Os corredores que se formam por entre as residências de zinco são verdadeiros labirintos para quem nunca esteve em Soweto. As ruas são sujas. Tem esgoto correndo a céu aberto e vários banheiros químicos, porque as casas carecem dessa “comodidade”. Mesmo diante de tanta pobreza, quem vive em uma shack de Soweto a ama. “Não troco isso por nada”, afirmou Elmon, 25 anos, que vendia bolacha a 50 centavos de rand (R$ 0,12) em um bar. O motivo? Liberdade.
Enquanto isso, a poucos metros dali, os amigos Charles Shisana e Mulaundzi bebiam Amarula (produzida à base de uma fruta sul-africana) há mais de três horas. Embriagados, eles até nos ofereceram um pouco. Do outro lado da rua vive Sylvia, que sustenta cinco pessoas, entre filhos e netos, sozinha, após a morte do marido há três anos.
Nosso percurso ainda nos fez encontrar Jonas Ndlow, 35. Ele mora com a mãe e nos mostrou seu trabalho como artista plástico. Desempregado (trabalhava na extração de ouro e na construção civil), ele busca patrocínio para se tornar conhecido.
“Posso desenhar, utilizar papel para fazer esculturas. O jeito ninguém contou pra mim, isso foi um presente de Deus”, afirmou Jonas, enquanto nos mostrava desenhos de Bob Marley e dizeres escritos na parede de seu quarto. Em um deles a mensagem: Life is fragile, handle with prayer (A vida é frágil, lide com ela com oração).

- _O que se pede_:
A. Reproduza sem alterações o trecho do texto sobre Soweto que começa em "Nosso percurso ainda" e segue até "se tornar conhecido.".
B. Liste todas as pessoas citadas pelo nome no texto sobre Soweto.
As entradas são um material à parte, independente do texto sobre Soweto.

- _Informações fornecidas_:
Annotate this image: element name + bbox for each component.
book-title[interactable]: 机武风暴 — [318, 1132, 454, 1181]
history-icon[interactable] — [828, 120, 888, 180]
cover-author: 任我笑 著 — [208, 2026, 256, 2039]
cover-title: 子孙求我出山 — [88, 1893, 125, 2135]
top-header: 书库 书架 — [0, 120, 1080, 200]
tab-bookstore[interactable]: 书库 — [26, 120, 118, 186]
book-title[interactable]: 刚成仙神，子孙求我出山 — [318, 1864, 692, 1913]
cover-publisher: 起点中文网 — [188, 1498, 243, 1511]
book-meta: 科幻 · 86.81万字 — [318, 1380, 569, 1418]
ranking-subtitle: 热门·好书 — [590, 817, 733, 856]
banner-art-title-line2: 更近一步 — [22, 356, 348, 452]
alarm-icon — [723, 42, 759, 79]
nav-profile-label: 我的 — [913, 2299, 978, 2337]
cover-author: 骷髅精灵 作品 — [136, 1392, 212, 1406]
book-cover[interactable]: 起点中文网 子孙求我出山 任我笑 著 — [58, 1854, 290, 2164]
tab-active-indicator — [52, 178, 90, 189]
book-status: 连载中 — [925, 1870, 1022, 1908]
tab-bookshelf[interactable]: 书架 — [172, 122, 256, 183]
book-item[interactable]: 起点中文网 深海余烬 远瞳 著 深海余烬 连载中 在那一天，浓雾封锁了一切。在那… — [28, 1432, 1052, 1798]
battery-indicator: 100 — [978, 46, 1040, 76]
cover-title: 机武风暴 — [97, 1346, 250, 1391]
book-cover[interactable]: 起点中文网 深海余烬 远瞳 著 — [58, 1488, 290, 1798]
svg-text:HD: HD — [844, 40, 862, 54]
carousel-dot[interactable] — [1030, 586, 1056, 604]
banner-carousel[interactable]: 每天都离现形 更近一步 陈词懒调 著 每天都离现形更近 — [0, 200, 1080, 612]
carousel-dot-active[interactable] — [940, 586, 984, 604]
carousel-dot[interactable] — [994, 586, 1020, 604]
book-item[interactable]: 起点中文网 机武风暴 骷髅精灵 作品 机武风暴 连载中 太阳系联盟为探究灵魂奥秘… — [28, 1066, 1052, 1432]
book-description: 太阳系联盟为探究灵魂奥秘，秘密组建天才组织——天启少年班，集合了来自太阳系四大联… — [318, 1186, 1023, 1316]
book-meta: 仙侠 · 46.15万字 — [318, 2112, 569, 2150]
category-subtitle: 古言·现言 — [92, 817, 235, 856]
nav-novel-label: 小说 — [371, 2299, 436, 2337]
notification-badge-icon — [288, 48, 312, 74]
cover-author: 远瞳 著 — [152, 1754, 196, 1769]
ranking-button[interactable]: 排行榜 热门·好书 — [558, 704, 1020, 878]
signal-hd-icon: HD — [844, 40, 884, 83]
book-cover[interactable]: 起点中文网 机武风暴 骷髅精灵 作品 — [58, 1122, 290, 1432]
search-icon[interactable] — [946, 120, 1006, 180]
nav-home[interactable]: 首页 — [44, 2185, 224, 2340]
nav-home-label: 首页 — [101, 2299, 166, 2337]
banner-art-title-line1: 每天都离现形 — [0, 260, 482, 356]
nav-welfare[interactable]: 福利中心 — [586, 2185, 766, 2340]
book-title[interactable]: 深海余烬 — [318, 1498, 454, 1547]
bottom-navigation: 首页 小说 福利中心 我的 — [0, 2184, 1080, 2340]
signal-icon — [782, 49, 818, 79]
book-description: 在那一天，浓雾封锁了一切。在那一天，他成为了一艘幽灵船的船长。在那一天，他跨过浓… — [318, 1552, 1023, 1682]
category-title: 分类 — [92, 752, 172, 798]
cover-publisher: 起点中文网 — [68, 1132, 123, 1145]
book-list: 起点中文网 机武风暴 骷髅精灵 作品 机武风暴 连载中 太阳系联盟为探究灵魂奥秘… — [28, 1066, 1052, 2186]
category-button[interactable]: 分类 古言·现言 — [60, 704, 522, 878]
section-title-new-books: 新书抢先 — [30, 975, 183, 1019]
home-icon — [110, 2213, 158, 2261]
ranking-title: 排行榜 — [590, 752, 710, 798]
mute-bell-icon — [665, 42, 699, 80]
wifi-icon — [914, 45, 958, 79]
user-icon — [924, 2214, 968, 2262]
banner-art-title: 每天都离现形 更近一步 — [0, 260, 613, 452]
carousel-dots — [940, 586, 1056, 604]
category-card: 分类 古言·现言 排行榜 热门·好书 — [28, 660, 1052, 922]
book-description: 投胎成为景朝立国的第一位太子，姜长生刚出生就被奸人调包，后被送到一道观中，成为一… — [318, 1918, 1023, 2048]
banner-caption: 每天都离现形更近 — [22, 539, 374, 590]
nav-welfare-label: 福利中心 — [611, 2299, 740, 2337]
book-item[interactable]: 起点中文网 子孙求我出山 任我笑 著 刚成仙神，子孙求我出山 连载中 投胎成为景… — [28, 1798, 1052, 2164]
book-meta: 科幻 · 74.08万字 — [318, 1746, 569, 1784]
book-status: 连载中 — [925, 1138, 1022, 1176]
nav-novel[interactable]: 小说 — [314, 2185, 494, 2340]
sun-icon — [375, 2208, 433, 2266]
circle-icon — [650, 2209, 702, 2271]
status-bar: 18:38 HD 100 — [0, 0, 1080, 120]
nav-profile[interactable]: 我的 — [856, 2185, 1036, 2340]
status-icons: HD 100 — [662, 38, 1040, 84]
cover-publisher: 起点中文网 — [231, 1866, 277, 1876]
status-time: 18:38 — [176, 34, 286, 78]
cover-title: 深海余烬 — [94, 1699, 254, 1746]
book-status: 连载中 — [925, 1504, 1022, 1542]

- _Respostas das tarefas_:
A.
Nosso percurso ainda nos fez encontrar Jonas Ndlow, 35. Ele mora com a mãe e nos mostrou seu trabalho como artista plástico. Desempregado (trabalhava na extração de ouro e na construção civil), ele busca patrocínio para se tornar conhecido.

B.
Elmon
Charles Shisana
Mulaundzi
Sylvia
Jonas Ndlow
Bob Marley